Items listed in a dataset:
· · · ·

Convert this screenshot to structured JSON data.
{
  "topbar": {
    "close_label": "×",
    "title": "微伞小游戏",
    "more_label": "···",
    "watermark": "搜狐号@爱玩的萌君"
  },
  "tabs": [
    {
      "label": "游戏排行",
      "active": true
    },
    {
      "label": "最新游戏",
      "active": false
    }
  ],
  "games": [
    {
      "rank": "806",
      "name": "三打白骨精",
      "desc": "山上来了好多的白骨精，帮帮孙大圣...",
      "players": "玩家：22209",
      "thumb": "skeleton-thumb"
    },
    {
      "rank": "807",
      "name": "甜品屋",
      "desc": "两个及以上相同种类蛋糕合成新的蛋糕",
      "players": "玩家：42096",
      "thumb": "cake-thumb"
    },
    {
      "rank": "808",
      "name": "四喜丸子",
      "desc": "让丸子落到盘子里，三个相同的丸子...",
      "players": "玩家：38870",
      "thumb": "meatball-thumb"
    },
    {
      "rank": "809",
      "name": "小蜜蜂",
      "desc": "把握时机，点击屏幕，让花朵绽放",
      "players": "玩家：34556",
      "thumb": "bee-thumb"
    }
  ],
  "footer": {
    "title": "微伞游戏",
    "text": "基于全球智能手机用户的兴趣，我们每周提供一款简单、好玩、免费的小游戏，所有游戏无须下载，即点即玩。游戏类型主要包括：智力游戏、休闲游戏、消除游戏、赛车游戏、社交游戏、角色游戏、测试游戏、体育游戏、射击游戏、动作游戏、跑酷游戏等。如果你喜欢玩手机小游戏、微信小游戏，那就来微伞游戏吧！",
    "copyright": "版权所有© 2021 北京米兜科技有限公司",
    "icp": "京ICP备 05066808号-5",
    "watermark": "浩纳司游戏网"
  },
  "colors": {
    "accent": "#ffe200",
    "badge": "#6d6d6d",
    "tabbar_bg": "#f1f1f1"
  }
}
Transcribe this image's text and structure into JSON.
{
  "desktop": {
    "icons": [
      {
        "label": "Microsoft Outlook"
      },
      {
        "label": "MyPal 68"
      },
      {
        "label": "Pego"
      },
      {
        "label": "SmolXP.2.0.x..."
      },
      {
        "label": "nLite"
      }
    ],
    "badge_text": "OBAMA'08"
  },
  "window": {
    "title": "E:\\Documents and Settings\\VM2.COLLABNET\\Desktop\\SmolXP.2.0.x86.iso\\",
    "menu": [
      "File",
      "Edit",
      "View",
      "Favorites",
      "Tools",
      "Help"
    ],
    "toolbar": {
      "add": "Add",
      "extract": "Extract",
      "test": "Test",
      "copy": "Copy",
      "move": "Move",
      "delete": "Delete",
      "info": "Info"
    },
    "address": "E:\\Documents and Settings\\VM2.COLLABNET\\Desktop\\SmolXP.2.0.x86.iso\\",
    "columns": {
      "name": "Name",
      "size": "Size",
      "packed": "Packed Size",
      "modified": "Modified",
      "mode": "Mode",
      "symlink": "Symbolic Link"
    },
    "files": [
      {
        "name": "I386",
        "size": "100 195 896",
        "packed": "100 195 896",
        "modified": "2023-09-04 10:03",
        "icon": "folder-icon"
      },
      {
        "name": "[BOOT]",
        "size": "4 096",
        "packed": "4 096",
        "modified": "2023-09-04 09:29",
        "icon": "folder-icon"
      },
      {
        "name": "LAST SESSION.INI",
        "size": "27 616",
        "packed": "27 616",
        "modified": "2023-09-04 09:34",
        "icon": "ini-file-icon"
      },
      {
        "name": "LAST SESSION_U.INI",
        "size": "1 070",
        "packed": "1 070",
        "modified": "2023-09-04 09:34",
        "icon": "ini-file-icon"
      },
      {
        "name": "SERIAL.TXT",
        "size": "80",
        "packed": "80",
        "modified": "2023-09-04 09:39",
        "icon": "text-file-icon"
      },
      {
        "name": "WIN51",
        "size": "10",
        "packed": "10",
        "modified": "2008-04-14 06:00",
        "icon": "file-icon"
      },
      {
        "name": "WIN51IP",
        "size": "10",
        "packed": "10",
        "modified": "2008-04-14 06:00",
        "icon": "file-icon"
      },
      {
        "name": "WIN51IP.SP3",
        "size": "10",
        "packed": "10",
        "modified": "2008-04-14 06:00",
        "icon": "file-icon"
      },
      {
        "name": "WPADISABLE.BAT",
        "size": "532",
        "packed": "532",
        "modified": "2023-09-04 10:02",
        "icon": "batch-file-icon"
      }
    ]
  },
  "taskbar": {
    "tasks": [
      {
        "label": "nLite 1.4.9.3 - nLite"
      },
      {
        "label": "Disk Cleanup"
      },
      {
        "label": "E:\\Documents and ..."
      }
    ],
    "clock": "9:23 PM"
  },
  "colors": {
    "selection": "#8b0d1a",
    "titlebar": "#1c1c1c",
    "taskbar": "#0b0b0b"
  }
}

· · · ·

Please quote every record above exactly as it appears.

Exercise response
Convert this screenshot to structured JSON data.
{
  "topbar": {
    "close_label": "×",
    "title": "微伞小游戏",
    "more_label": "···",
    "watermark": "搜狐号@爱玩的萌君"
  },
  "tabs": [
    {
      "label": "游戏排行",
      "active": true
    },
    {
      "label": "最新游戏",
      "active": false
    }
  ],
  "games": [
    {
      "rank": "806",
      "name": "三打白骨精",
      "desc": "山上来了好多的白骨精，帮帮孙大圣...",
      "players": "玩家：22209",
      "thumb": "skeleton-thumb"
    },
    {
      "rank": "807",
      "name": "甜品屋",
      "desc": "两个及以上相同种类蛋糕合成新的蛋糕",
      "players": "玩家：42096",
      "thumb": "cake-thumb"
    },
    {
      "rank": "808",
      "name": "四喜丸子",
      "desc": "让丸子落到盘子里，三个相同的丸子...",
      "players": "玩家：38870",
      "thumb": "meatball-thumb"
    },
    {
      "rank": "809",
      "name": "小蜜蜂",
      "desc": "把握时机，点击屏幕，让花朵绽放",
      "players": "玩家：34556",
      "thumb": "bee-thumb"
    }
  ],
  "footer": {
    "title": "微伞游戏",
    "text": "基于全球智能手机用户的兴趣，我们每周提供一款简单、好玩、免费的小游戏，所有游戏无须下载，即点即玩。游戏类型主要包括：智力游戏、休闲游戏、消除游戏、赛车游戏、社交游戏、角色游戏、测试游戏、体育游戏、射击游戏、动作游戏、跑酷游戏等。如果你喜欢玩手机小游戏、微信小游戏，那就来微伞游戏吧！",
    "copyright": "版权所有© 2021 北京米兜科技有限公司",
    "icp": "京ICP备 05066808号-5",
    "watermark": "浩纳司游戏网"
  },
  "colors": {
    "accent": "#ffe200",
    "badge": "#6d6d6d",
    "tabbar_bg": "#f1f1f1"
  }
}
Transcribe this image's text and structure into JSON.
{
  "desktop": {
    "icons": [
      {
        "label": "Microsoft Outlook"
      },
      {
        "label": "MyPal 68"
      },
      {
        "label": "Pego"
      },
      {
        "label": "SmolXP.2.0.x..."
      },
      {
        "label": "nLite"
      }
    ],
    "badge_text": "OBAMA'08"
  },
  "window": {
    "title": "E:\\Documents and Settings\\VM2.COLLABNET\\Desktop\\SmolXP.2.0.x86.iso\\",
    "menu": [
      "File",
      "Edit",
      "View",
      "Favorites",
      "Tools",
      "Help"
    ],
    "toolbar": {
      "add": "Add",
      "extract": "Extract",
      "test": "Test",
      "copy": "Copy",
      "move": "Move",
      "delete": "Delete",
      "info": "Info"
    },
    "address": "E:\\Documents and Settings\\VM2.COLLABNET\\Desktop\\SmolXP.2.0.x86.iso\\",
    "columns": {
      "name": "Name",
      "size": "Size",
      "packed": "Packed Size",
      "modified": "Modified",
      "mode": "Mode",
      "symlink": "Symbolic Link"
    },
    "files": [
      {
        "name": "I386",
        "size": "100 195 896",
        "packed": "100 195 896",
        "modified": "2023-09-04 10:03",
        "icon": "folder-icon"
      },
      {
        "name": "[BOOT]",
        "size": "4 096",
        "packed": "4 096",
        "modified": "2023-09-04 09:29",
        "icon": "folder-icon"
      },
      {
        "name": "LAST SESSION.INI",
        "size": "27 616",
        "packed": "27 616",
        "modified": "2023-09-04 09:34",
        "icon": "ini-file-icon"
      },
      {
        "name": "LAST SESSION_U.INI",
        "size": "1 070",
        "packed": "1 070",
        "modified": "2023-09-04 09:34",
        "icon": "ini-file-icon"
      },
      {
        "name": "SERIAL.TXT",
        "size": "80",
        "packed": "80",
        "modified": "2023-09-04 09:39",
        "icon": "text-file-icon"
      },
      {
        "name": "WIN51",
        "size": "10",
        "packed": "10",
        "modified": "2008-04-14 06:00",
        "icon": "file-icon"
      },
      {
        "name": "WIN51IP",
        "size": "10",
        "packed": "10",
        "modified": "2008-04-14 06:00",
        "icon": "file-icon"
      },
      {
        "name": "WIN51IP.SP3",
        "size": "10",
        "packed": "10",
        "modified": "2008-04-14 06:00",
        "icon": "file-icon"
      },
      {
        "name": "WPADISABLE.BAT",
        "size": "532",
        "packed": "532",
        "modified": "2023-09-04 10:02",
        "icon": "batch-file-icon"
      }
    ]
  },
  "taskbar": {
    "tasks": [
      {
        "label": "nLite 1.4.9.3 - nLite"
      },
      {
        "label": "Disk Cleanup"
      },
      {
        "label": "E:\\Documents and ..."
      }
    ],
    "clock": "9:23 PM"
  },
  "colors": {
    "selection": "#8b0d1a",
    "titlebar": "#1c1c1c",
    "taskbar": "#0b0b0b"
  }
}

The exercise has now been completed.